## [Brief]
Hunt for the word "front" across the entries below, copying each line that holds it.

++++++++++++++++++++

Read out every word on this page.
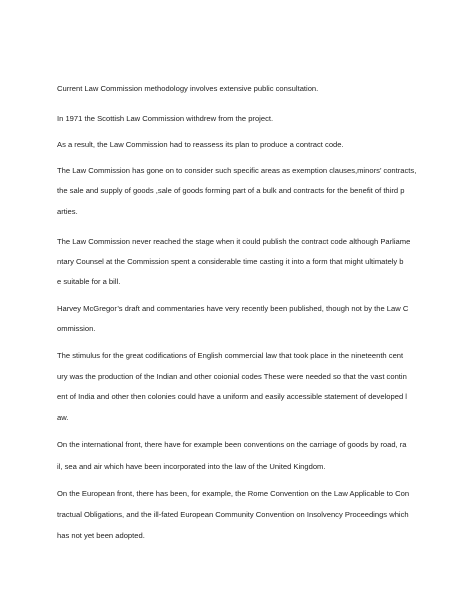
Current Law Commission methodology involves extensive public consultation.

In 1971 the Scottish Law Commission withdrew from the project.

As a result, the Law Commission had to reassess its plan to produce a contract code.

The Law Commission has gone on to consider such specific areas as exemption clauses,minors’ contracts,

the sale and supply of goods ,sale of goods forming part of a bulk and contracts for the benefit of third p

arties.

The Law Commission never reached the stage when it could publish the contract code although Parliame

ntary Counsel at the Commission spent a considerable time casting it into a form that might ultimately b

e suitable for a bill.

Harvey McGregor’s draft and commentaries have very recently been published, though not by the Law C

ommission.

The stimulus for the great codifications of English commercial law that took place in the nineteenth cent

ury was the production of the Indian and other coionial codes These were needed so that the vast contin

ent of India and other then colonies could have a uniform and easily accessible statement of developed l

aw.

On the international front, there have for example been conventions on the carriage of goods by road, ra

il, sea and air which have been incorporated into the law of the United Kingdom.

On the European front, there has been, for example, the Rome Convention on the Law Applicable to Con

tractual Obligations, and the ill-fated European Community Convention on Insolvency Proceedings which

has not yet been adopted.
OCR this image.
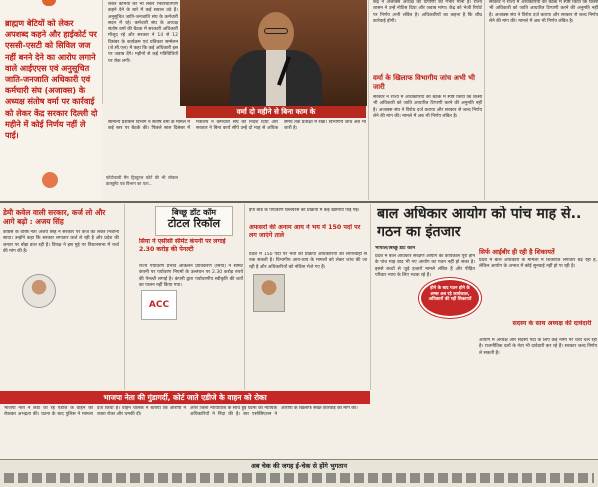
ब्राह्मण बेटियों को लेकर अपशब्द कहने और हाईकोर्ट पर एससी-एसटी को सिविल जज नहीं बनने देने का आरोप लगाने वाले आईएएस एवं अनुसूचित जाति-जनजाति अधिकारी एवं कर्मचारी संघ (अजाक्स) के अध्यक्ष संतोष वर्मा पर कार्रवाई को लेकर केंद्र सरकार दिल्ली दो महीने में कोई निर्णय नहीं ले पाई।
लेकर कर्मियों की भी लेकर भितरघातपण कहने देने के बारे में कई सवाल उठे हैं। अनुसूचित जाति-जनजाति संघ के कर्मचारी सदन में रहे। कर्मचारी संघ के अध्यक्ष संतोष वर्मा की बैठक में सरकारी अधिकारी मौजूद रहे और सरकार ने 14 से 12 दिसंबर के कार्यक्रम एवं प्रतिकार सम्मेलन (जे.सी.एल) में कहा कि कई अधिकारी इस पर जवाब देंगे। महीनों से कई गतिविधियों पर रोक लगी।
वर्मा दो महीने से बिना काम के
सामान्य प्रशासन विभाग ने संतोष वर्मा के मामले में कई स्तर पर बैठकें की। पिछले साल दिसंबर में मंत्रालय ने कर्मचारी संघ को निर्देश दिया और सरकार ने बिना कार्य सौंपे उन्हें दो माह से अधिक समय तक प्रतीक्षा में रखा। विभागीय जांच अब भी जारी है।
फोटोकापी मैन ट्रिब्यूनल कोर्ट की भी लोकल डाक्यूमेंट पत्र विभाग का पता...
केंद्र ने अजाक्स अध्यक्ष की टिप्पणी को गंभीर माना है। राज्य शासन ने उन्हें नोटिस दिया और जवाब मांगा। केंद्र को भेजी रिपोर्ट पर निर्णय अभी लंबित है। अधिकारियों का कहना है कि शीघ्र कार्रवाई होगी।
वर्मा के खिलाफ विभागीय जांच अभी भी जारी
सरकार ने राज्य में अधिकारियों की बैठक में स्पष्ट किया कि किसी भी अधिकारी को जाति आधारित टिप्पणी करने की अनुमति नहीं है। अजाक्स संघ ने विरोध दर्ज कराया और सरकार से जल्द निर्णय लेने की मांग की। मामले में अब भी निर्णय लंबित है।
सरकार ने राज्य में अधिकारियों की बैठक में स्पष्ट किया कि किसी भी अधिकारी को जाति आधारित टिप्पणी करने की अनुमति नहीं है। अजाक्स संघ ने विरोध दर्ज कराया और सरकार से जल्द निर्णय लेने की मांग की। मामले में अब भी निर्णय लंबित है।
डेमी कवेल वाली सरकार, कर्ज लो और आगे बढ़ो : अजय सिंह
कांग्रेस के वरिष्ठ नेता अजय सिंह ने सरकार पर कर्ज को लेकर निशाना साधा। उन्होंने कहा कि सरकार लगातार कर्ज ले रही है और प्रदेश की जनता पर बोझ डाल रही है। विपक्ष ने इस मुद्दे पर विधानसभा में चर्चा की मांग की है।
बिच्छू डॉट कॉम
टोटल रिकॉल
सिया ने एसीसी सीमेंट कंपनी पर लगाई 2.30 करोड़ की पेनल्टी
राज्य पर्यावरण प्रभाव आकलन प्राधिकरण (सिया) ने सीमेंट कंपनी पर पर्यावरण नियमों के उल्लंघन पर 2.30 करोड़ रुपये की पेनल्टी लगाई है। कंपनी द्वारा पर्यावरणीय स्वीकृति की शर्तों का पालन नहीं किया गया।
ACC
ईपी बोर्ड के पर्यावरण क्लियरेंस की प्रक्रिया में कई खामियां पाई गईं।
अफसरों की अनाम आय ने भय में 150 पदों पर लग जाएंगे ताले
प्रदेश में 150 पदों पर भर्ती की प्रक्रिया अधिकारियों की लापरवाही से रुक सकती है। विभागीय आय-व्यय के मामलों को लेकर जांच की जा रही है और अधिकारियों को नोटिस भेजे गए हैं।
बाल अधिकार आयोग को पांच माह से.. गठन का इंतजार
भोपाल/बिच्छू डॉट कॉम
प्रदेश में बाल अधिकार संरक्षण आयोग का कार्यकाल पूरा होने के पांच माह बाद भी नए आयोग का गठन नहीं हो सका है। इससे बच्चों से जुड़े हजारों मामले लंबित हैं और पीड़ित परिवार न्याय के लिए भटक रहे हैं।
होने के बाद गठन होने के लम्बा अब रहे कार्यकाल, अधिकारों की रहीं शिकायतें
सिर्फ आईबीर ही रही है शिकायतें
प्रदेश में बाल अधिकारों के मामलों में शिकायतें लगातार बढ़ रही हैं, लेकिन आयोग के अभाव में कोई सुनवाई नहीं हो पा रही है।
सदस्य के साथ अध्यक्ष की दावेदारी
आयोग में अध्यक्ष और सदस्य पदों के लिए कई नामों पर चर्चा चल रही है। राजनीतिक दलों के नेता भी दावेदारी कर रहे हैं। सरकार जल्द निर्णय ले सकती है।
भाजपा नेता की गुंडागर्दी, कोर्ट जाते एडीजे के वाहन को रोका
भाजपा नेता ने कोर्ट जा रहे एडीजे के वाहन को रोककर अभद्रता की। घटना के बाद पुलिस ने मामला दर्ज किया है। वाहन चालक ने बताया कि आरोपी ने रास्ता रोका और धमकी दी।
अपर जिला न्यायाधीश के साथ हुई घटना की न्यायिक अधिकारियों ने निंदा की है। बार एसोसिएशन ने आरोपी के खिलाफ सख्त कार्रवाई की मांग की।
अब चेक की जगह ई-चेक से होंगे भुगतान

++++++++++++++++++++

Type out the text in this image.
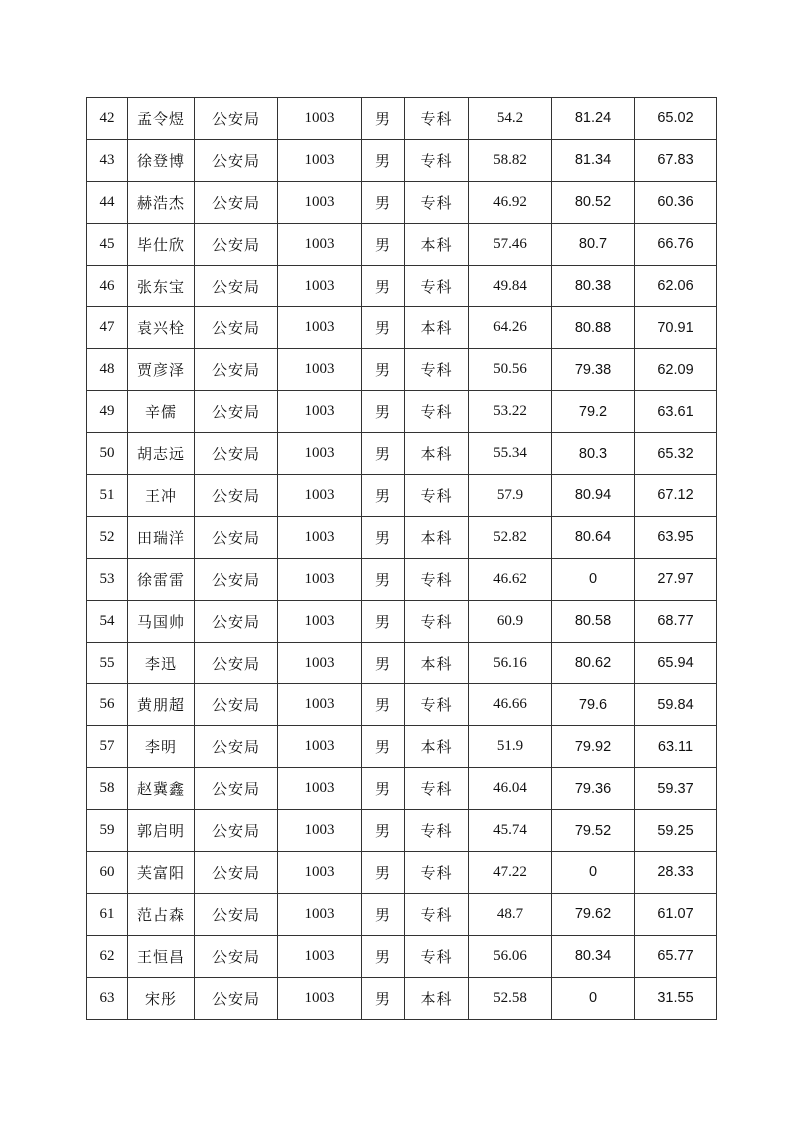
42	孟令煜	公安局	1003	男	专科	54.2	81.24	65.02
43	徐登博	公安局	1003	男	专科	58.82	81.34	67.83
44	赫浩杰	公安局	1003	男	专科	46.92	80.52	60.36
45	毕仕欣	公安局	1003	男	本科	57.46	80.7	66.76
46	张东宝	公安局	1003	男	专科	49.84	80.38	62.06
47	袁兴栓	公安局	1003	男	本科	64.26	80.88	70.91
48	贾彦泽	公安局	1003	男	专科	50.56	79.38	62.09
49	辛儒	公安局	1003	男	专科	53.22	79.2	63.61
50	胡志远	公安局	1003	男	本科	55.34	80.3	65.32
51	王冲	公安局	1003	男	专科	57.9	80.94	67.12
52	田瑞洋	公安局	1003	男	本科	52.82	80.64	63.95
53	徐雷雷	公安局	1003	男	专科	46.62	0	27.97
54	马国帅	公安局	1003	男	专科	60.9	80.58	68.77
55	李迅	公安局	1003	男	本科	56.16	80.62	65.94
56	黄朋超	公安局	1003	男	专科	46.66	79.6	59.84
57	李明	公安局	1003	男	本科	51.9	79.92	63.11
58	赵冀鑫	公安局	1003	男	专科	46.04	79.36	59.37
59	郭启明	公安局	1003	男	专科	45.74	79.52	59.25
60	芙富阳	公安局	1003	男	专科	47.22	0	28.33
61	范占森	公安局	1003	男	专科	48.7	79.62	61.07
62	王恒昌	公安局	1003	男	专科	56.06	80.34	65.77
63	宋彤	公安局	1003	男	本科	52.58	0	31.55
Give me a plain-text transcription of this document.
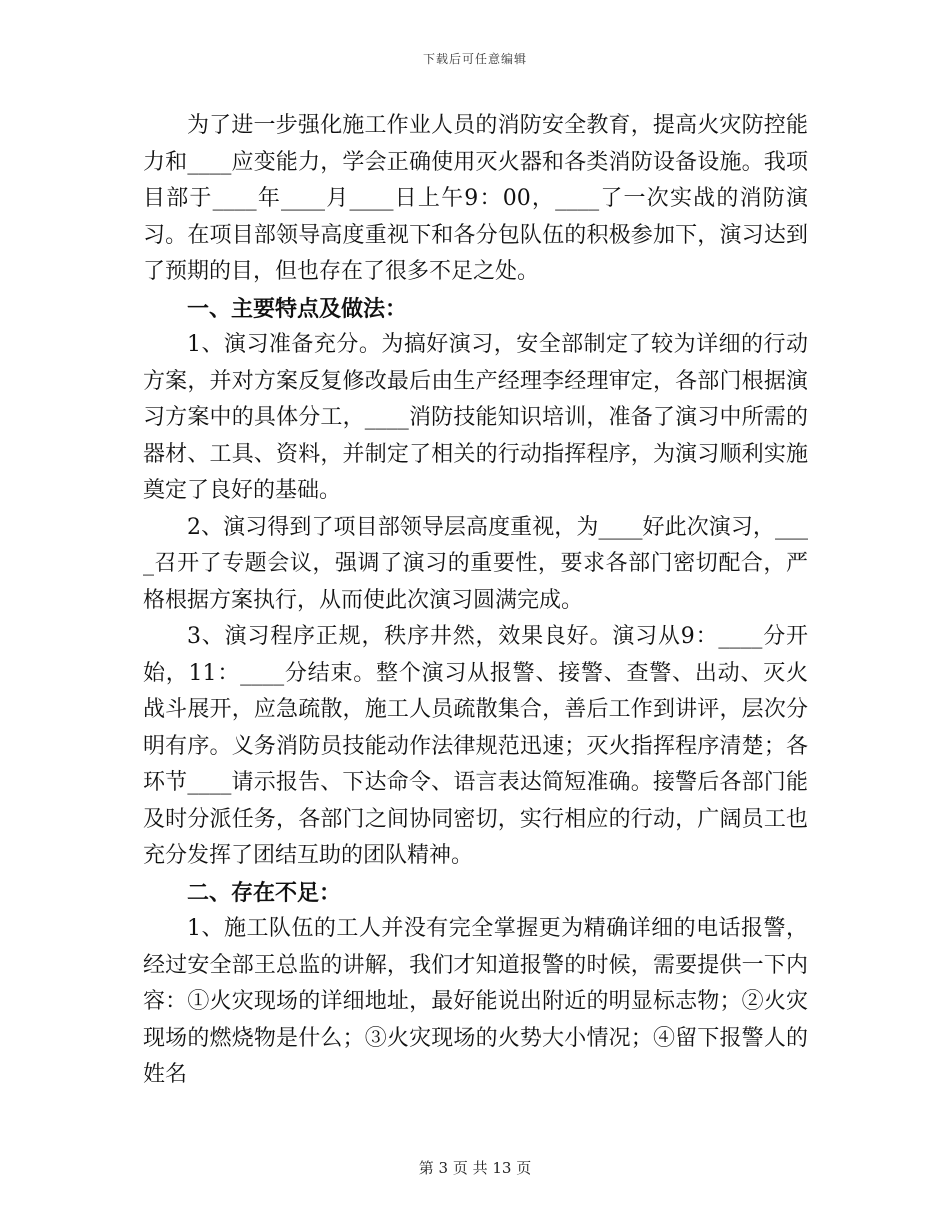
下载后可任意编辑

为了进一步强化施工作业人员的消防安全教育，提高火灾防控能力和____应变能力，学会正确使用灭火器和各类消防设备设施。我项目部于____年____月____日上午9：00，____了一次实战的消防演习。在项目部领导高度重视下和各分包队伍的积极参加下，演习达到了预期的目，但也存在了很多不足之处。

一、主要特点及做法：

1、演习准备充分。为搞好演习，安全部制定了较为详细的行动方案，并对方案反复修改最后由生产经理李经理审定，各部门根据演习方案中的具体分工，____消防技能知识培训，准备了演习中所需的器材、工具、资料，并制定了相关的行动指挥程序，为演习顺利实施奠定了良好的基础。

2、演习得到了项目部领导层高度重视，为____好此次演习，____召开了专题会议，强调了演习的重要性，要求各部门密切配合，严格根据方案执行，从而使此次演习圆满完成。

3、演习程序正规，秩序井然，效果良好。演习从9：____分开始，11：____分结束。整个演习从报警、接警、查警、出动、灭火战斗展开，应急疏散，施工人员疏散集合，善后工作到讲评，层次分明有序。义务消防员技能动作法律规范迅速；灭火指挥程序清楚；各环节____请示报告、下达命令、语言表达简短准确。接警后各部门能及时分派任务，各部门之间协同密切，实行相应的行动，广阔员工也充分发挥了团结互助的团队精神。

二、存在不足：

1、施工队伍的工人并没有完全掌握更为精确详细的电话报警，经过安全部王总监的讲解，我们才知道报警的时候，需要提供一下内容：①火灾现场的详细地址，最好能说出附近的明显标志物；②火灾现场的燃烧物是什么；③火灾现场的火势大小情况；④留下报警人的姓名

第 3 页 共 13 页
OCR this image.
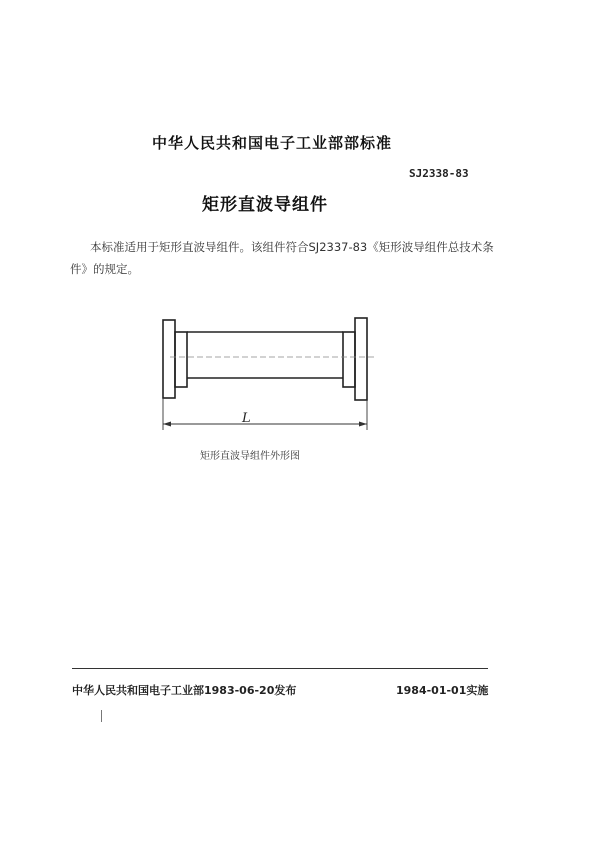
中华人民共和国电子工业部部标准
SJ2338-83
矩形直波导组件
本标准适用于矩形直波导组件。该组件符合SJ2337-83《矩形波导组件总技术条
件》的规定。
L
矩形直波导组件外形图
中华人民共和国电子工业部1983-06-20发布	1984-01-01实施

++++++++++++++++++++

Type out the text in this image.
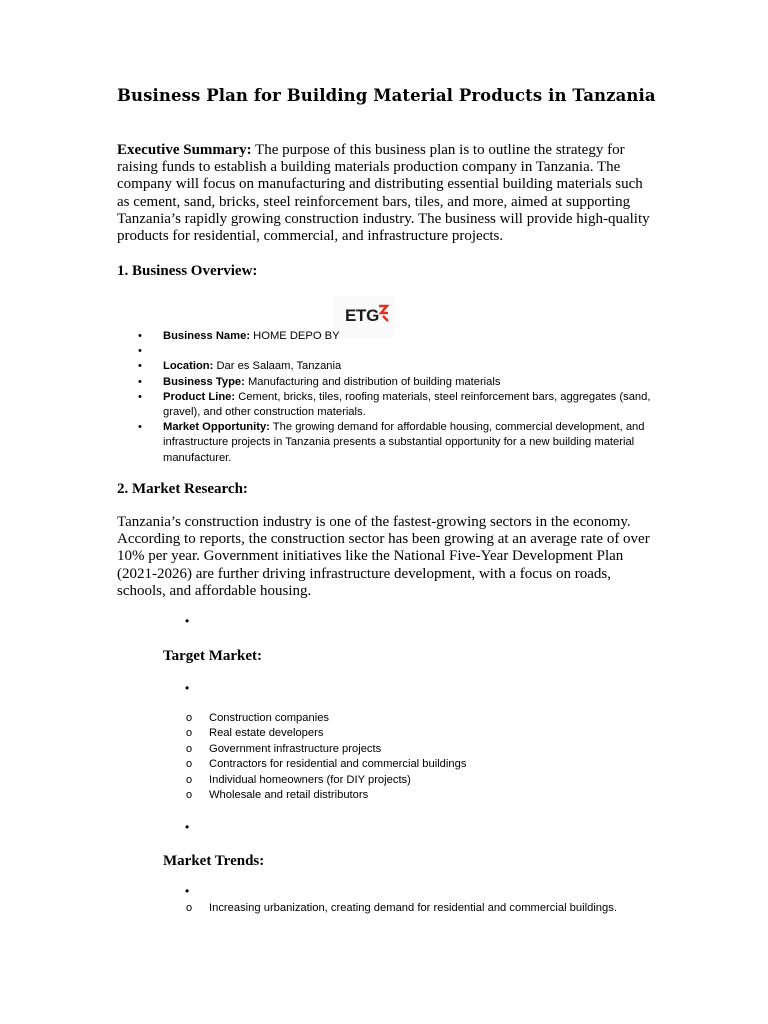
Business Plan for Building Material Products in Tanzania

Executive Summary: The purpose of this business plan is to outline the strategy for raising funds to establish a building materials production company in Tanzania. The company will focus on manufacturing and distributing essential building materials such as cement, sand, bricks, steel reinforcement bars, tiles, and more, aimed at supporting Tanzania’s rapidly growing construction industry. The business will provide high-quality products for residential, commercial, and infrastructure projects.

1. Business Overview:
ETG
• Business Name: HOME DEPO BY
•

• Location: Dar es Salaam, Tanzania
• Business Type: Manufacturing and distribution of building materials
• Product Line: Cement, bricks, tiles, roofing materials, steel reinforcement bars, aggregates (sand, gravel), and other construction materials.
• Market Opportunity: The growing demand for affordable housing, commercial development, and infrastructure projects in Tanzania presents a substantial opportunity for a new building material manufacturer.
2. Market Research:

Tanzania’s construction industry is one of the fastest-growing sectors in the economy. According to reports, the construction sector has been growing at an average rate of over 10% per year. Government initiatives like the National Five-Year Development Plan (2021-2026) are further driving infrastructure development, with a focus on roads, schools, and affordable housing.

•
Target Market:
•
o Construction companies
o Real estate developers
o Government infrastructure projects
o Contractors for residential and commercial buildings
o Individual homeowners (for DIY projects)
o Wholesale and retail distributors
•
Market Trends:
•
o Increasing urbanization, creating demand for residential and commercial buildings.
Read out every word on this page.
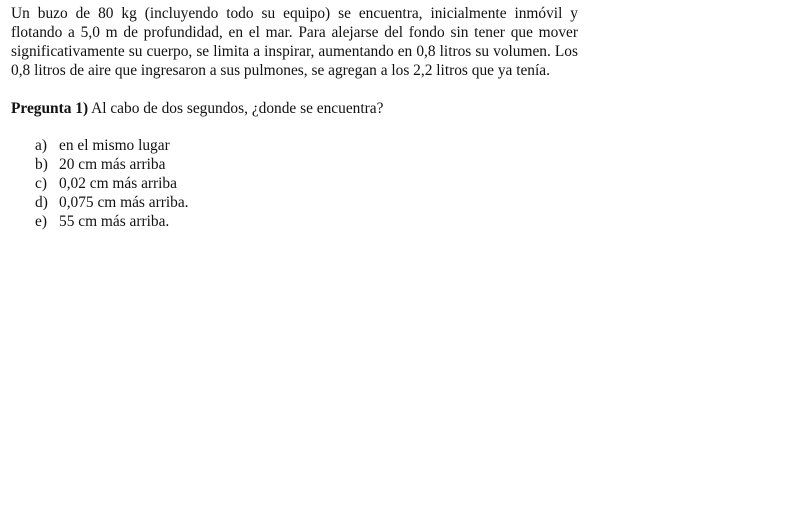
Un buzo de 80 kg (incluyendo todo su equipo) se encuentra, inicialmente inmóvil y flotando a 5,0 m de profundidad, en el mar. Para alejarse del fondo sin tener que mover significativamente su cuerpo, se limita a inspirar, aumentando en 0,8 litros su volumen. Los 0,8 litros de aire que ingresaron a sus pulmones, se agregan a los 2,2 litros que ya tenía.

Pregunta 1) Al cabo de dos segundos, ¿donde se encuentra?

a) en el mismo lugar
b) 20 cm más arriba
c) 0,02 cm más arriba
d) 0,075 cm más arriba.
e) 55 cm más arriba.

++++++++++++++++++++

## [Exercise solution]
On the international front, there have for example been conventions on the carriage of goods by road, ra
On the European front, there has been, for example, the Rome Convention on the Law Applicable to Con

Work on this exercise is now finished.